Prompt
Reproduce each of the following lines without changing any character, spacing, or punctuation.

Data shown
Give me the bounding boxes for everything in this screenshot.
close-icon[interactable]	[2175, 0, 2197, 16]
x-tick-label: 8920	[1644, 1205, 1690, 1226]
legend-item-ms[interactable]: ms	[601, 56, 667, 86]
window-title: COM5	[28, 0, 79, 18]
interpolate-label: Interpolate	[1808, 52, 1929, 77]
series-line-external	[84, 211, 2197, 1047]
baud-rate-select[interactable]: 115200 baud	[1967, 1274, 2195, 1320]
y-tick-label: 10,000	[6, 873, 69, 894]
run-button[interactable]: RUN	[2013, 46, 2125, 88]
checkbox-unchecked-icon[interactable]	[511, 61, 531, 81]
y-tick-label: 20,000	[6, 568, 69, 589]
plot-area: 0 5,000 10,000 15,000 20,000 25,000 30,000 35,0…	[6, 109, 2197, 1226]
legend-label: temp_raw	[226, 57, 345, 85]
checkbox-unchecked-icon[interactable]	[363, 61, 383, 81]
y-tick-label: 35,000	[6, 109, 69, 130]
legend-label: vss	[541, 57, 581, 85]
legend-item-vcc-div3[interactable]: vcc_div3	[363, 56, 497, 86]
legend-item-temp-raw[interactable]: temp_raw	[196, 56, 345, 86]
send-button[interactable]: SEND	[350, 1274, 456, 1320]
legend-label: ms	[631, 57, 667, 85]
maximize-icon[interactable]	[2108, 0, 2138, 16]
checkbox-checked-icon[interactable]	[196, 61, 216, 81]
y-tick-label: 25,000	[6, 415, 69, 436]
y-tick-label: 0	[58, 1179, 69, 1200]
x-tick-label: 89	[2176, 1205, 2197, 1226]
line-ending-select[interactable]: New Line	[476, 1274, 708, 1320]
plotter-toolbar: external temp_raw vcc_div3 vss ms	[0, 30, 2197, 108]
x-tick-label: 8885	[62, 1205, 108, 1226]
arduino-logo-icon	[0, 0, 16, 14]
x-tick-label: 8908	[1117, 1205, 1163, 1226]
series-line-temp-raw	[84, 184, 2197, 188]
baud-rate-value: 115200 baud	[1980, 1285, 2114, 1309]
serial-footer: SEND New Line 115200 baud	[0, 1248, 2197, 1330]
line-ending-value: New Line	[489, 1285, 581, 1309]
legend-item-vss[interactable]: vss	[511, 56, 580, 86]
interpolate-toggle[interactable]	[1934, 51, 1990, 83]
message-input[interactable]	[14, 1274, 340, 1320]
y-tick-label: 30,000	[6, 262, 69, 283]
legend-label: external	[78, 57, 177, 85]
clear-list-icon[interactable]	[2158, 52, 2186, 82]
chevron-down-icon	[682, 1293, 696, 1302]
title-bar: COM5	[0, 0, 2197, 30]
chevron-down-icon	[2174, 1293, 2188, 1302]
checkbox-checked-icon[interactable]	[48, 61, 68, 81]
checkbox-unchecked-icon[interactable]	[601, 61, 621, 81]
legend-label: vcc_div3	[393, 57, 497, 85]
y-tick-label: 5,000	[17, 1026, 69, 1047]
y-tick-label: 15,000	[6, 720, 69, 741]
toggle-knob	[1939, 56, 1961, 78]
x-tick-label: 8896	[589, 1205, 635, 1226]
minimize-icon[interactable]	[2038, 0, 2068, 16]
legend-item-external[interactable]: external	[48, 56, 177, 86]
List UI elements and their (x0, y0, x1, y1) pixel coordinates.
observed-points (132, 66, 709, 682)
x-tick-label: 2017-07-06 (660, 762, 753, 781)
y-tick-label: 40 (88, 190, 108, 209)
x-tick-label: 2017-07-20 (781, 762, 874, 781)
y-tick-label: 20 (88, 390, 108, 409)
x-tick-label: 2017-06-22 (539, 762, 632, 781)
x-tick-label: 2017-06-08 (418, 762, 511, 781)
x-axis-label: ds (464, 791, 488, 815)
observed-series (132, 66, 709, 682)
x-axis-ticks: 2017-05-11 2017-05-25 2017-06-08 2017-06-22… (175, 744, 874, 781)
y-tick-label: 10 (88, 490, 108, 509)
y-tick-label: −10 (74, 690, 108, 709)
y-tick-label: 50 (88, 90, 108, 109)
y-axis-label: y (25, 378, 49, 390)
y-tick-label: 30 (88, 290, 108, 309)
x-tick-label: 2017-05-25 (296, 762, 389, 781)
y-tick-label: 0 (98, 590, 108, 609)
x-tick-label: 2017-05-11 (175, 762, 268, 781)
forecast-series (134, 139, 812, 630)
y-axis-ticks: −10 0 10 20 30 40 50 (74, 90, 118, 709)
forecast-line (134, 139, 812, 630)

Result of the task
Give me the bounding boxes for everything in this screenshot.
close-icon[interactable]	[2175, 0, 2197, 16]
x-tick-label: 8920	[1644, 1205, 1690, 1226]
legend-item-ms[interactable]: ms	[601, 56, 667, 86]
window-title: COM5	[28, 0, 79, 18]
interpolate-label: Interpolate	[1808, 52, 1929, 77]
series-line-external	[84, 211, 2197, 1047]
baud-rate-select[interactable]: 115200 baud	[1967, 1274, 2195, 1320]
y-tick-label: 10,000	[6, 873, 69, 894]
run-button[interactable]: RUN	[2013, 46, 2125, 88]
checkbox-unchecked-icon[interactable]	[511, 61, 531, 81]
y-tick-label: 20,000	[6, 568, 69, 589]
plot-area: 0 5,000 10,000 15,000 20,000 25,000 30,000 35,0…	[6, 109, 2197, 1226]
legend-label: temp_raw	[226, 57, 345, 85]
checkbox-unchecked-icon[interactable]	[363, 61, 383, 81]
y-tick-label: 35,000	[6, 109, 69, 130]
legend-label: vss	[541, 57, 581, 85]
legend-item-vcc-div3[interactable]: vcc_div3	[363, 56, 497, 86]
legend-item-temp-raw[interactable]: temp_raw	[196, 56, 345, 86]
send-button[interactable]: SEND	[350, 1274, 456, 1320]
legend-label: ms	[631, 57, 667, 85]
maximize-icon[interactable]	[2108, 0, 2138, 16]
checkbox-checked-icon[interactable]	[196, 61, 216, 81]
y-tick-label: 25,000	[6, 415, 69, 436]
y-tick-label: 0	[58, 1179, 69, 1200]
x-tick-label: 89	[2176, 1205, 2197, 1226]
line-ending-select[interactable]: New Line	[476, 1274, 708, 1320]
plotter-toolbar: external temp_raw vcc_div3 vss ms	[0, 30, 2197, 108]
x-tick-label: 8885	[62, 1205, 108, 1226]
arduino-logo-icon	[0, 0, 16, 14]
x-tick-label: 8908	[1117, 1205, 1163, 1226]
series-line-temp-raw	[84, 184, 2197, 188]
baud-rate-value: 115200 baud	[1980, 1285, 2114, 1309]
serial-footer: SEND New Line 115200 baud	[0, 1248, 2197, 1330]
line-ending-value: New Line	[489, 1285, 581, 1309]
legend-item-vss[interactable]: vss	[511, 56, 580, 86]
interpolate-toggle[interactable]	[1934, 51, 1990, 83]
message-input[interactable]	[14, 1274, 340, 1320]
y-tick-label: 30,000	[6, 262, 69, 283]
legend-label: external	[78, 57, 177, 85]
clear-list-icon[interactable]	[2158, 52, 2186, 82]
chevron-down-icon	[682, 1293, 696, 1302]
title-bar: COM5	[0, 0, 2197, 30]
chevron-down-icon	[2174, 1293, 2188, 1302]
checkbox-checked-icon[interactable]	[48, 61, 68, 81]
checkbox-unchecked-icon[interactable]	[601, 61, 621, 81]
legend-label: vcc_div3	[393, 57, 497, 85]
y-tick-label: 5,000	[17, 1026, 69, 1047]
y-tick-label: 15,000	[6, 720, 69, 741]
toggle-knob	[1939, 56, 1961, 78]
x-tick-label: 8896	[589, 1205, 635, 1226]
minimize-icon[interactable]	[2038, 0, 2068, 16]
legend-item-external[interactable]: external	[48, 56, 177, 86]
List UI elements and their (x0, y0, x1, y1) pixel coordinates.
observed-points (132, 66, 709, 682)
x-tick-label: 2017-07-06 (660, 762, 753, 781)
y-tick-label: 40 (88, 190, 108, 209)
x-tick-label: 2017-07-20 (781, 762, 874, 781)
y-tick-label: 20 (88, 390, 108, 409)
x-tick-label: 2017-06-22 (539, 762, 632, 781)
x-tick-label: 2017-06-08 (418, 762, 511, 781)
x-axis-label: ds (464, 791, 488, 815)
observed-series (132, 66, 709, 682)
x-axis-ticks: 2017-05-11 2017-05-25 2017-06-08 2017-06-22… (175, 744, 874, 781)
y-tick-label: 10 (88, 490, 108, 509)
y-tick-label: −10 (74, 690, 108, 709)
y-tick-label: 50 (88, 90, 108, 109)
y-axis-label: y (25, 378, 49, 390)
y-tick-label: 30 (88, 290, 108, 309)
x-tick-label: 2017-05-25 (296, 762, 389, 781)
y-tick-label: 0 (98, 590, 108, 609)
x-tick-label: 2017-05-11 (175, 762, 268, 781)
forecast-series (134, 139, 812, 630)
y-axis-ticks: −10 0 10 20 30 40 50 (74, 90, 118, 709)
forecast-line (134, 139, 812, 630)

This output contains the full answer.